● Stored entries
------------

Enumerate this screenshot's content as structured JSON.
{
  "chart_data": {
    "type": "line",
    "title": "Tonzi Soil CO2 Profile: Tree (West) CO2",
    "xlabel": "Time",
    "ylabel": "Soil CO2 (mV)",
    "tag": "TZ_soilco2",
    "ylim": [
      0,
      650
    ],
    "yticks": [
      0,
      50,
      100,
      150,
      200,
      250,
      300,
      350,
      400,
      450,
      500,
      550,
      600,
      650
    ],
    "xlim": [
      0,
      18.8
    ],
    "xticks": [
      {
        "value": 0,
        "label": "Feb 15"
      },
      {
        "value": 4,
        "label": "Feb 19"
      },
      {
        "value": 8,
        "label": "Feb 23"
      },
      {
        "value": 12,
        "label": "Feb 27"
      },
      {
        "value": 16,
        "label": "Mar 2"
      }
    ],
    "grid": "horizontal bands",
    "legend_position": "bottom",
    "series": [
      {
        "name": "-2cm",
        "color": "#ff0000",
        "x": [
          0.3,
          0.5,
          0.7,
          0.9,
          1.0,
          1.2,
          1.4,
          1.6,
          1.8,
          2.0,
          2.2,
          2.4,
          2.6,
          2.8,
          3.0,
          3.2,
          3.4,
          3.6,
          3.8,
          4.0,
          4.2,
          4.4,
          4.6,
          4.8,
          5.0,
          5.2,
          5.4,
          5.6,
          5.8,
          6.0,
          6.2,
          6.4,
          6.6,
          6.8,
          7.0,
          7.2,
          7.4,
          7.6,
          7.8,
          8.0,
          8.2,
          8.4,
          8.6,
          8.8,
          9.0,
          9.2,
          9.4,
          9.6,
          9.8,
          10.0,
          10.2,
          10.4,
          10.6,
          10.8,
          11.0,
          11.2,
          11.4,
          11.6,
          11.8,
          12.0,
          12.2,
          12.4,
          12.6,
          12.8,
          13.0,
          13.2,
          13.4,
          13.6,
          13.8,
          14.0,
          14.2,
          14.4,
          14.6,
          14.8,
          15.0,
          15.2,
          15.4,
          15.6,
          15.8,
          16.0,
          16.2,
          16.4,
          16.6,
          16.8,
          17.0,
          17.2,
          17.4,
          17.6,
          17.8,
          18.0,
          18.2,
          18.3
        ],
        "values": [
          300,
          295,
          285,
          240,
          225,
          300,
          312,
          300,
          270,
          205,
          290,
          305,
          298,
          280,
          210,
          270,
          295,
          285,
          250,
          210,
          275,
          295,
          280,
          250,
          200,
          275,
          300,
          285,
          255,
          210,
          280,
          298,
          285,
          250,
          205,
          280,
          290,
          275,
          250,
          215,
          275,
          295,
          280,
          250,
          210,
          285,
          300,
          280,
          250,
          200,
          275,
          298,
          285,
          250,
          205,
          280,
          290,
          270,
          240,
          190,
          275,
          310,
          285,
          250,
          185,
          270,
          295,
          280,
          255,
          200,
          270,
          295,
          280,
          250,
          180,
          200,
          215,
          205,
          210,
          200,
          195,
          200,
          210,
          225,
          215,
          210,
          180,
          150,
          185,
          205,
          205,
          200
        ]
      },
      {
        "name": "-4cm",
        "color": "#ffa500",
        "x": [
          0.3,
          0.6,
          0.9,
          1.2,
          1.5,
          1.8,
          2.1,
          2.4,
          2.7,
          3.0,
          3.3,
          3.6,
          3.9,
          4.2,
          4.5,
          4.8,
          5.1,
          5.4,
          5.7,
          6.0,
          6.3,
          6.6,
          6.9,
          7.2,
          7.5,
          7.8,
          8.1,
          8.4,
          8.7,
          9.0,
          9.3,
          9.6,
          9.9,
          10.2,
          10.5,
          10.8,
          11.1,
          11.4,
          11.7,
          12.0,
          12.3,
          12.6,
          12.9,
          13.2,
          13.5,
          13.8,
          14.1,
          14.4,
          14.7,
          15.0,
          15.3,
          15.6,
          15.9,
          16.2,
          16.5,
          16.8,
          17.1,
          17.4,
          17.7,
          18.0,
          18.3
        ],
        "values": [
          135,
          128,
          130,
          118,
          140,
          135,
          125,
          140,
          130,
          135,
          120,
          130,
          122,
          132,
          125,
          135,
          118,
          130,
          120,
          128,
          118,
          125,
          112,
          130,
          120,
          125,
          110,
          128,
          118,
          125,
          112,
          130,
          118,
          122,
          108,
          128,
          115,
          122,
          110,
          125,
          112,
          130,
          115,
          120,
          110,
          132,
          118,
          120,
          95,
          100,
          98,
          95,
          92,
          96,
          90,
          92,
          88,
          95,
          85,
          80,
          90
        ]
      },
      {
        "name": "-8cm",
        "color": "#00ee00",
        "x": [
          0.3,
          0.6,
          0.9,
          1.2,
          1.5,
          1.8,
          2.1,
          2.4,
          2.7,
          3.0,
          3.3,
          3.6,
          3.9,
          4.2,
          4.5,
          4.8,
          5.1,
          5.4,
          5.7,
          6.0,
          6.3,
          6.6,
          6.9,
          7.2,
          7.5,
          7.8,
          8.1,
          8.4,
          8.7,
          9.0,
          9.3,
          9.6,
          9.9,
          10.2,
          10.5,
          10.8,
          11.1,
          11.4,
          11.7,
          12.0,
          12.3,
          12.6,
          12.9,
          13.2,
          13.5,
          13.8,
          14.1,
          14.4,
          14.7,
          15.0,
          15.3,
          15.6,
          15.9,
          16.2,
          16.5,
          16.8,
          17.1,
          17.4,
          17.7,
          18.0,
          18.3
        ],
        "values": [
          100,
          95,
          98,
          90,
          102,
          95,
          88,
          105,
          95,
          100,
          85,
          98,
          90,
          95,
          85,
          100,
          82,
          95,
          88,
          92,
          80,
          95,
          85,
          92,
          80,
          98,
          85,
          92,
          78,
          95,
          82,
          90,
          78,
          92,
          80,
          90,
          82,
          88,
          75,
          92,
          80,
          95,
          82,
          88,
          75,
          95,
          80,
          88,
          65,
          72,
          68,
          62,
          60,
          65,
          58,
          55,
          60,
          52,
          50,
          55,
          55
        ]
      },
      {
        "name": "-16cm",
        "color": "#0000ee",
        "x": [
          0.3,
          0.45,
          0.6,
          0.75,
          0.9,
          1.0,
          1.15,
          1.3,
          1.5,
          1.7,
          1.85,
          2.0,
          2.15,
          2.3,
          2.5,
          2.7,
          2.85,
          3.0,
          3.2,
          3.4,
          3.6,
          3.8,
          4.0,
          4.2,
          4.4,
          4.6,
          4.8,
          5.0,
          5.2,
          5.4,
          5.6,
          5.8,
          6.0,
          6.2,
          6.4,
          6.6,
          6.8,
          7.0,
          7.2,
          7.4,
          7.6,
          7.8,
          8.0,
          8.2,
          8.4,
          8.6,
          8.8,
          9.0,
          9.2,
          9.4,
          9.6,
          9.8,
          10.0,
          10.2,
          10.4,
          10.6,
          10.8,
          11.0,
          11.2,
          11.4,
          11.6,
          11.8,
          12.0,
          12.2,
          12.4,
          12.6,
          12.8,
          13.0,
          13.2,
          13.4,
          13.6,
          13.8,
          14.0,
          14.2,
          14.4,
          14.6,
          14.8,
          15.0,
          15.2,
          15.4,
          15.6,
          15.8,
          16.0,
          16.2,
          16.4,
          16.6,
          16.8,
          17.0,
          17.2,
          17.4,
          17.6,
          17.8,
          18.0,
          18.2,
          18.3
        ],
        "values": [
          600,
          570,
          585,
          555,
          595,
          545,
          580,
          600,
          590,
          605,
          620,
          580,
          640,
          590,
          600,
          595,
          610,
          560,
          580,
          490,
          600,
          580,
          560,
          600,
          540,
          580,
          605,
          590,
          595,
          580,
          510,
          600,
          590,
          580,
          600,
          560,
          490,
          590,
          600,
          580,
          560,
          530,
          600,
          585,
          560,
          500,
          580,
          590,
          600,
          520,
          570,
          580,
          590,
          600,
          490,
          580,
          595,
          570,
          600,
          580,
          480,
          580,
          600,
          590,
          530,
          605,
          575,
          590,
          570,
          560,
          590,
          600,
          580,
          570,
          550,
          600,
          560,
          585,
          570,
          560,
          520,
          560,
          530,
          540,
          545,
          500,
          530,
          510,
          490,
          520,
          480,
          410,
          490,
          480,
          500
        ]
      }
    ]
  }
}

------------

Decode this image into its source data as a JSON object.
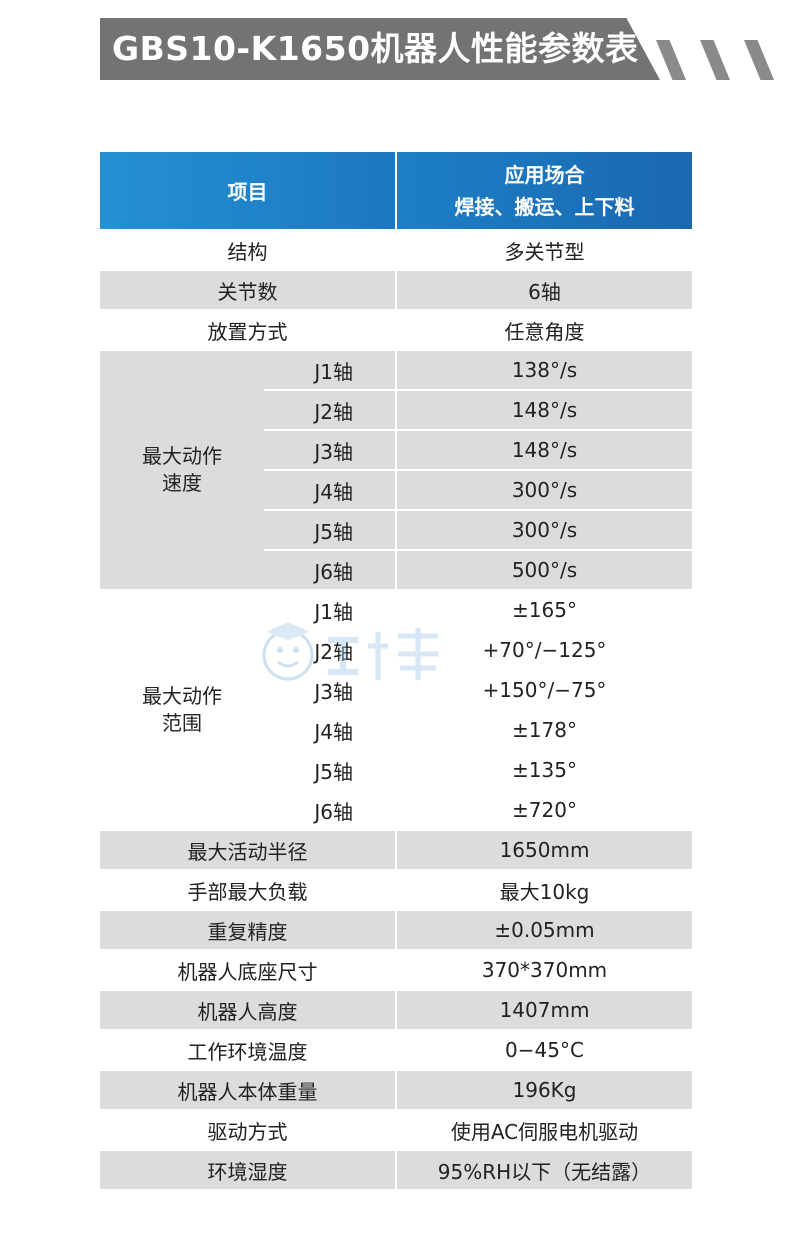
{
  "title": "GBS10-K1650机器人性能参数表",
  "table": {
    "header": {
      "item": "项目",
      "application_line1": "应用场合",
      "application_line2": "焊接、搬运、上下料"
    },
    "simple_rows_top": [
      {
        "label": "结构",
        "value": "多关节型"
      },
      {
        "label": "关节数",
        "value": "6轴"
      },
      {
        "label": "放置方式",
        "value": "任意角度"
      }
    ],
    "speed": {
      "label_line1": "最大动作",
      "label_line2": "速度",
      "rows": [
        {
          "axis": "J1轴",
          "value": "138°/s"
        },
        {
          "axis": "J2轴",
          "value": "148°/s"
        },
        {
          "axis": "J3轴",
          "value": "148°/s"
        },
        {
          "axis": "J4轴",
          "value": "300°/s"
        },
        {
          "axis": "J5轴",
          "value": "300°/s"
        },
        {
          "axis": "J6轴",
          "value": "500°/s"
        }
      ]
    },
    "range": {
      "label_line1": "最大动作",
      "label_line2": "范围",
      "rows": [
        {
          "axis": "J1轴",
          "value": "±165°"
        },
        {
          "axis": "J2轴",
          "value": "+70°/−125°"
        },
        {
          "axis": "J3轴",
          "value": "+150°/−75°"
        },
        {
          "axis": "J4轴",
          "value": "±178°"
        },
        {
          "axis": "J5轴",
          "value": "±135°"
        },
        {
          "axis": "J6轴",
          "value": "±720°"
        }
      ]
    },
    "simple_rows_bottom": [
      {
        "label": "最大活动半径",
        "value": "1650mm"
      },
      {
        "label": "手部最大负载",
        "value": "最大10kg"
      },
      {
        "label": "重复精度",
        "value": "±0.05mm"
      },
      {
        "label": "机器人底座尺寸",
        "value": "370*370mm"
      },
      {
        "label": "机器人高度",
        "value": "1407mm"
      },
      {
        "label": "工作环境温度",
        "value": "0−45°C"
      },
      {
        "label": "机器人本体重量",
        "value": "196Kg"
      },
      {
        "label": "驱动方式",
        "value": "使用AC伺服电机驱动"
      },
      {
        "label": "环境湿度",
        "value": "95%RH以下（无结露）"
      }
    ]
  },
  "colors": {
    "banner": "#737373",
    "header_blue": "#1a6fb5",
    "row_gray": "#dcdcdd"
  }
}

------------

● What is needed
Lines containing "this" are to be counted. State the total and add nothing.

● Worked solution
2